* _Source data_:
━━━
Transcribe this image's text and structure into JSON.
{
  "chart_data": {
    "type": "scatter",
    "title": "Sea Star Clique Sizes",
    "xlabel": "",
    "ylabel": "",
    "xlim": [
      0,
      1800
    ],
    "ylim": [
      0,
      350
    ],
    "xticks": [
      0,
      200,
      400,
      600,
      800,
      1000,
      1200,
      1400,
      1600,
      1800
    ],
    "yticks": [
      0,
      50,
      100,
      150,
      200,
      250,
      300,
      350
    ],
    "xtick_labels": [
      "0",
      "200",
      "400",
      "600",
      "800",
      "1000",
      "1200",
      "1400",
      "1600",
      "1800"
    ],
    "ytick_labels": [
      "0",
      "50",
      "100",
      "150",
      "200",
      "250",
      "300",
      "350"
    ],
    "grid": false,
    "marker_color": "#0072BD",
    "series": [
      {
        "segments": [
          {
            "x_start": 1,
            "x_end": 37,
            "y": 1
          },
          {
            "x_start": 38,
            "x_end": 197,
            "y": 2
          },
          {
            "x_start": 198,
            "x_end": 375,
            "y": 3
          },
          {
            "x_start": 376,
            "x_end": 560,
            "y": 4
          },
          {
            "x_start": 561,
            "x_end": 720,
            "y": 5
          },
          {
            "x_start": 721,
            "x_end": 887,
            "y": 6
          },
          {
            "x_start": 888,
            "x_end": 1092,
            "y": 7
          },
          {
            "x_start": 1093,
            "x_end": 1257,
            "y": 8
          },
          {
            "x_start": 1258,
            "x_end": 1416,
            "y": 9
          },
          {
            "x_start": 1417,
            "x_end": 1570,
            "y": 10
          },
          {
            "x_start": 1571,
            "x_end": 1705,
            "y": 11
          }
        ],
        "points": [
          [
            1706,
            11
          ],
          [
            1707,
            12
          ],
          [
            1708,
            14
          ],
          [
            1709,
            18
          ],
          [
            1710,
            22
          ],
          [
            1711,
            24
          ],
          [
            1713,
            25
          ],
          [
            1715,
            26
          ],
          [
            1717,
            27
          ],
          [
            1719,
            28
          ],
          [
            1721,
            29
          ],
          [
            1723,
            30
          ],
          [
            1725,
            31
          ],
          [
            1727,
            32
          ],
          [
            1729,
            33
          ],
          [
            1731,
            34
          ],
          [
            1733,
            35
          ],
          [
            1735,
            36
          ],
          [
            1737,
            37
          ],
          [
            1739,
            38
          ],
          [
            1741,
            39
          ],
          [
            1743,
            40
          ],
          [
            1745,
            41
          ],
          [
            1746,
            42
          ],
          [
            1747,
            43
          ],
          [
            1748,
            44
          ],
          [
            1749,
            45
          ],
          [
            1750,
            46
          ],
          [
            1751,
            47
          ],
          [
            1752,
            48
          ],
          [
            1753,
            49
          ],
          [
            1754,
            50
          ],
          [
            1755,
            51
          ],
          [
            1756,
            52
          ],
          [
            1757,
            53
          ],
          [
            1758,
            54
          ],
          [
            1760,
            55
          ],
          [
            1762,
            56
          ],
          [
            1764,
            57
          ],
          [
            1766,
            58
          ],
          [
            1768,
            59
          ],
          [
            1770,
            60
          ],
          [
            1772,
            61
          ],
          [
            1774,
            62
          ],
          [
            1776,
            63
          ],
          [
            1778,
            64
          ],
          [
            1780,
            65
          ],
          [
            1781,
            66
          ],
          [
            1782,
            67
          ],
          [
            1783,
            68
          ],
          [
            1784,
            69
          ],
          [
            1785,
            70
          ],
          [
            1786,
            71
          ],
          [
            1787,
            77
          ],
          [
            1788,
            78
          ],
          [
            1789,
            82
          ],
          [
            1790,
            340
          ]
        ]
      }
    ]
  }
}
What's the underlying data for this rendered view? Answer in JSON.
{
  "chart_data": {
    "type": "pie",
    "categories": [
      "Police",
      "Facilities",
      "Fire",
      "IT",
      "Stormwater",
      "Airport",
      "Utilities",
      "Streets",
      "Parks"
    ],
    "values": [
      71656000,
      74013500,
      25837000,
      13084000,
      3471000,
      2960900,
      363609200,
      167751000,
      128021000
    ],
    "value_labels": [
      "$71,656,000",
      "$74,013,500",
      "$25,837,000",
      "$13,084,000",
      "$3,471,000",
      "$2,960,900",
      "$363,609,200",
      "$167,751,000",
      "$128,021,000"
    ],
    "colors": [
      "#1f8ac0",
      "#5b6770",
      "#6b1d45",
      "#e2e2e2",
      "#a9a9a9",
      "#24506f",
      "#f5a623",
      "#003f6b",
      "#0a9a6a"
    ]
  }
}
━━━
* _Instructions for the task_: Copy out each record, keeping every word as it is.

* _Final answer_:
Transcribe this image's text and structure into JSON.
{
  "chart_data": {
    "type": "scatter",
    "title": "Sea Star Clique Sizes",
    "xlabel": "",
    "ylabel": "",
    "xlim": [
      0,
      1800
    ],
    "ylim": [
      0,
      350
    ],
    "xticks": [
      0,
      200,
      400,
      600,
      800,
      1000,
      1200,
      1400,
      1600,
      1800
    ],
    "yticks": [
      0,
      50,
      100,
      150,
      200,
      250,
      300,
      350
    ],
    "xtick_labels": [
      "0",
      "200",
      "400",
      "600",
      "800",
      "1000",
      "1200",
      "1400",
      "1600",
      "1800"
    ],
    "ytick_labels": [
      "0",
      "50",
      "100",
      "150",
      "200",
      "250",
      "300",
      "350"
    ],
    "grid": false,
    "marker_color": "#0072BD",
    "series": [
      {
        "segments": [
          {
            "x_start": 1,
            "x_end": 37,
            "y": 1
          },
          {
            "x_start": 38,
            "x_end": 197,
            "y": 2
          },
          {
            "x_start": 198,
            "x_end": 375,
            "y": 3
          },
          {
            "x_start": 376,
            "x_end": 560,
            "y": 4
          },
          {
            "x_start": 561,
            "x_end": 720,
            "y": 5
          },
          {
            "x_start": 721,
            "x_end": 887,
            "y": 6
          },
          {
            "x_start": 888,
            "x_end": 1092,
            "y": 7
          },
          {
            "x_start": 1093,
            "x_end": 1257,
            "y": 8
          },
          {
            "x_start": 1258,
            "x_end": 1416,
            "y": 9
          },
          {
            "x_start": 1417,
            "x_end": 1570,
            "y": 10
          },
          {
            "x_start": 1571,
            "x_end": 1705,
            "y": 11
          }
        ],
        "points": [
          [
            1706,
            11
          ],
          [
            1707,
            12
          ],
          [
            1708,
            14
          ],
          [
            1709,
            18
          ],
          [
            1710,
            22
          ],
          [
            1711,
            24
          ],
          [
            1713,
            25
          ],
          [
            1715,
            26
          ],
          [
            1717,
            27
          ],
          [
            1719,
            28
          ],
          [
            1721,
            29
          ],
          [
            1723,
            30
          ],
          [
            1725,
            31
          ],
          [
            1727,
            32
          ],
          [
            1729,
            33
          ],
          [
            1731,
            34
          ],
          [
            1733,
            35
          ],
          [
            1735,
            36
          ],
          [
            1737,
            37
          ],
          [
            1739,
            38
          ],
          [
            1741,
            39
          ],
          [
            1743,
            40
          ],
          [
            1745,
            41
          ],
          [
            1746,
            42
          ],
          [
            1747,
            43
          ],
          [
            1748,
            44
          ],
          [
            1749,
            45
          ],
          [
            1750,
            46
          ],
          [
            1751,
            47
          ],
          [
            1752,
            48
          ],
          [
            1753,
            49
          ],
          [
            1754,
            50
          ],
          [
            1755,
            51
          ],
          [
            1756,
            52
          ],
          [
            1757,
            53
          ],
          [
            1758,
            54
          ],
          [
            1760,
            55
          ],
          [
            1762,
            56
          ],
          [
            1764,
            57
          ],
          [
            1766,
            58
          ],
          [
            1768,
            59
          ],
          [
            1770,
            60
          ],
          [
            1772,
            61
          ],
          [
            1774,
            62
          ],
          [
            1776,
            63
          ],
          [
            1778,
            64
          ],
          [
            1780,
            65
          ],
          [
            1781,
            66
          ],
          [
            1782,
            67
          ],
          [
            1783,
            68
          ],
          [
            1784,
            69
          ],
          [
            1785,
            70
          ],
          [
            1786,
            71
          ],
          [
            1787,
            77
          ],
          [
            1788,
            78
          ],
          [
            1789,
            82
          ],
          [
            1790,
            340
          ]
        ]
      }
    ]
  }
}
What's the underlying data for this rendered view? Answer in JSON.
{
  "chart_data": {
    "type": "pie",
    "categories": [
      "Police",
      "Facilities",
      "Fire",
      "IT",
      "Stormwater",
      "Airport",
      "Utilities",
      "Streets",
      "Parks"
    ],
    "values": [
      71656000,
      74013500,
      25837000,
      13084000,
      3471000,
      2960900,
      363609200,
      167751000,
      128021000
    ],
    "value_labels": [
      "$71,656,000",
      "$74,013,500",
      "$25,837,000",
      "$13,084,000",
      "$3,471,000",
      "$2,960,900",
      "$363,609,200",
      "$167,751,000",
      "$128,021,000"
    ],
    "colors": [
      "#1f8ac0",
      "#5b6770",
      "#6b1d45",
      "#e2e2e2",
      "#a9a9a9",
      "#24506f",
      "#f5a623",
      "#003f6b",
      "#0a9a6a"
    ]
  }
}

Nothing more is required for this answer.